Collected data
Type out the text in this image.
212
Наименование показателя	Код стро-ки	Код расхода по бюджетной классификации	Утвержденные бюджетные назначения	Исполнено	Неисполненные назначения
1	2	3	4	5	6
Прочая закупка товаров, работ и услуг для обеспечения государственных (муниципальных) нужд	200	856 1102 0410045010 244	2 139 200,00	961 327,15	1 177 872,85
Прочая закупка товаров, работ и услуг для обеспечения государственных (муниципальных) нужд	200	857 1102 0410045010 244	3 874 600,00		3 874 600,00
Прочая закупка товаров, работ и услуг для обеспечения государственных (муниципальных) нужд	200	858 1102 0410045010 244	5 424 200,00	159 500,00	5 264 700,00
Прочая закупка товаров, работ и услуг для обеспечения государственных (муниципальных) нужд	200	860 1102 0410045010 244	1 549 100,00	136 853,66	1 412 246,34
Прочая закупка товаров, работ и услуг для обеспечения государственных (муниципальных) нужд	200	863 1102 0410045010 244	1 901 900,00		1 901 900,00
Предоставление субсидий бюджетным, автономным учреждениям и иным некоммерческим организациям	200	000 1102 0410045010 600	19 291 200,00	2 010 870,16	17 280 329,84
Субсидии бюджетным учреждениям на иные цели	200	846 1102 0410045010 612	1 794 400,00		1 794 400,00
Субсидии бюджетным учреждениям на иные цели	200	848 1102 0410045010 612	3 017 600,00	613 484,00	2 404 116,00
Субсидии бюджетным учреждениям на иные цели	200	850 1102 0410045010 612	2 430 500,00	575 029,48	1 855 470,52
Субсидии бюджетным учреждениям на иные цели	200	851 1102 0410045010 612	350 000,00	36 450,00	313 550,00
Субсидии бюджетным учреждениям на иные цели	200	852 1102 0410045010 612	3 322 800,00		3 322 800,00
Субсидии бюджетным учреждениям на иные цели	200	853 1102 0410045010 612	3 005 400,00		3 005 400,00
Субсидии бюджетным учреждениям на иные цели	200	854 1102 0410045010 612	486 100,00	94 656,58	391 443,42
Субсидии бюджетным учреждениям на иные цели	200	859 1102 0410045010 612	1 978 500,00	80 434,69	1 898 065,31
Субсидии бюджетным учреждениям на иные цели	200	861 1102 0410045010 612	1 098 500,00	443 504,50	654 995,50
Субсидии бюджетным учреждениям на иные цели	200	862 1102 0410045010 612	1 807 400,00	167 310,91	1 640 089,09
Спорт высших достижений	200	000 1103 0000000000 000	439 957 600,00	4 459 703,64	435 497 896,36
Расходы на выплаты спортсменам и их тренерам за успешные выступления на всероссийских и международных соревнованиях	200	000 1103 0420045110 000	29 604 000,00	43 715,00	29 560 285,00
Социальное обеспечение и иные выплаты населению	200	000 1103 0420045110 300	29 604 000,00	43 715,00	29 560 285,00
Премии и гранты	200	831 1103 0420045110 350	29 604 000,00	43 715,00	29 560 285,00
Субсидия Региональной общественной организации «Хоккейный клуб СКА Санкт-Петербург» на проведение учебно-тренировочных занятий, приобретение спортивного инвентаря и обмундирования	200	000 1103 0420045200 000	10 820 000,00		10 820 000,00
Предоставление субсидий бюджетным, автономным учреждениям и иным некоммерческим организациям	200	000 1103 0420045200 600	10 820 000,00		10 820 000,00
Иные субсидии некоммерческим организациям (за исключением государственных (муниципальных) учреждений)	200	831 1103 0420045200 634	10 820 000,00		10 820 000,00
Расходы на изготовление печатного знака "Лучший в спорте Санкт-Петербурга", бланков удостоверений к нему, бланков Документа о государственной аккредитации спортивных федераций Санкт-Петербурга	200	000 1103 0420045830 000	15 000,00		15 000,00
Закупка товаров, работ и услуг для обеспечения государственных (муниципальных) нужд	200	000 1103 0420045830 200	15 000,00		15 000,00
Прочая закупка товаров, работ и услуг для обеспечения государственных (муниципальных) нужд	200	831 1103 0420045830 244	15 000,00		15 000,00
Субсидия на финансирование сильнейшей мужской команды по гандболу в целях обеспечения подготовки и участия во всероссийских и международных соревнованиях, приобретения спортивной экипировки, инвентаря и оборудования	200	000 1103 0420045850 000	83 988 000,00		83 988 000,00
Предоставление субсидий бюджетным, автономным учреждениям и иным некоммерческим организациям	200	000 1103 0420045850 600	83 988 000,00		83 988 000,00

■ THE REQUEST ■
Repeat the records above exactly as they appear.

■ SOLUTION FOR THIS TASK ■
Type out the text in this image.
212
Наименование показателя	Код стро-ки	Код расхода по бюджетной классификации	Утвержденные бюджетные назначения	Исполнено	Неисполненные назначения
1	2	3	4	5	6
Прочая закупка товаров, работ и услуг для обеспечения государственных (муниципальных) нужд	200	856 1102 0410045010 244	2 139 200,00	961 327,15	1 177 872,85
Прочая закупка товаров, работ и услуг для обеспечения государственных (муниципальных) нужд	200	857 1102 0410045010 244	3 874 600,00		3 874 600,00
Прочая закупка товаров, работ и услуг для обеспечения государственных (муниципальных) нужд	200	858 1102 0410045010 244	5 424 200,00	159 500,00	5 264 700,00
Прочая закупка товаров, работ и услуг для обеспечения государственных (муниципальных) нужд	200	860 1102 0410045010 244	1 549 100,00	136 853,66	1 412 246,34
Прочая закупка товаров, работ и услуг для обеспечения государственных (муниципальных) нужд	200	863 1102 0410045010 244	1 901 900,00		1 901 900,00
Предоставление субсидий бюджетным, автономным учреждениям и иным некоммерческим организациям	200	000 1102 0410045010 600	19 291 200,00	2 010 870,16	17 280 329,84
Субсидии бюджетным учреждениям на иные цели	200	846 1102 0410045010 612	1 794 400,00		1 794 400,00
Субсидии бюджетным учреждениям на иные цели	200	848 1102 0410045010 612	3 017 600,00	613 484,00	2 404 116,00
Субсидии бюджетным учреждениям на иные цели	200	850 1102 0410045010 612	2 430 500,00	575 029,48	1 855 470,52
Субсидии бюджетным учреждениям на иные цели	200	851 1102 0410045010 612	350 000,00	36 450,00	313 550,00
Субсидии бюджетным учреждениям на иные цели	200	852 1102 0410045010 612	3 322 800,00		3 322 800,00
Субсидии бюджетным учреждениям на иные цели	200	853 1102 0410045010 612	3 005 400,00		3 005 400,00
Субсидии бюджетным учреждениям на иные цели	200	854 1102 0410045010 612	486 100,00	94 656,58	391 443,42
Субсидии бюджетным учреждениям на иные цели	200	859 1102 0410045010 612	1 978 500,00	80 434,69	1 898 065,31
Субсидии бюджетным учреждениям на иные цели	200	861 1102 0410045010 612	1 098 500,00	443 504,50	654 995,50
Субсидии бюджетным учреждениям на иные цели	200	862 1102 0410045010 612	1 807 400,00	167 310,91	1 640 089,09
Спорт высших достижений	200	000 1103 0000000000 000	439 957 600,00	4 459 703,64	435 497 896,36
Расходы на выплаты спортсменам и их тренерам за успешные выступления на всероссийских и международных соревнованиях	200	000 1103 0420045110 000	29 604 000,00	43 715,00	29 560 285,00
Социальное обеспечение и иные выплаты населению	200	000 1103 0420045110 300	29 604 000,00	43 715,00	29 560 285,00
Премии и гранты	200	831 1103 0420045110 350	29 604 000,00	43 715,00	29 560 285,00
Субсидия Региональной общественной организации «Хоккейный клуб СКА Санкт-Петербург» на проведение учебно-тренировочных занятий, приобретение спортивного инвентаря и обмундирования	200	000 1103 0420045200 000	10 820 000,00		10 820 000,00
Предоставление субсидий бюджетным, автономным учреждениям и иным некоммерческим организациям	200	000 1103 0420045200 600	10 820 000,00		10 820 000,00
Иные субсидии некоммерческим организациям (за исключением государственных (муниципальных) учреждений)	200	831 1103 0420045200 634	10 820 000,00		10 820 000,00
Расходы на изготовление печатного знака "Лучший в спорте Санкт-Петербурга", бланков удостоверений к нему, бланков Документа о государственной аккредитации спортивных федераций Санкт-Петербурга	200	000 1103 0420045830 000	15 000,00		15 000,00
Закупка товаров, работ и услуг для обеспечения государственных (муниципальных) нужд	200	000 1103 0420045830 200	15 000,00		15 000,00
Прочая закупка товаров, работ и услуг для обеспечения государственных (муниципальных) нужд	200	831 1103 0420045830 244	15 000,00		15 000,00
Субсидия на финансирование сильнейшей мужской команды по гандболу в целях обеспечения подготовки и участия во всероссийских и международных соревнованиях, приобретения спортивной экипировки, инвентаря и оборудования	200	000 1103 0420045850 000	83 988 000,00		83 988 000,00
Предоставление субсидий бюджетным, автономным учреждениям и иным некоммерческим организациям	200	000 1103 0420045850 600	83 988 000,00		83 988 000,00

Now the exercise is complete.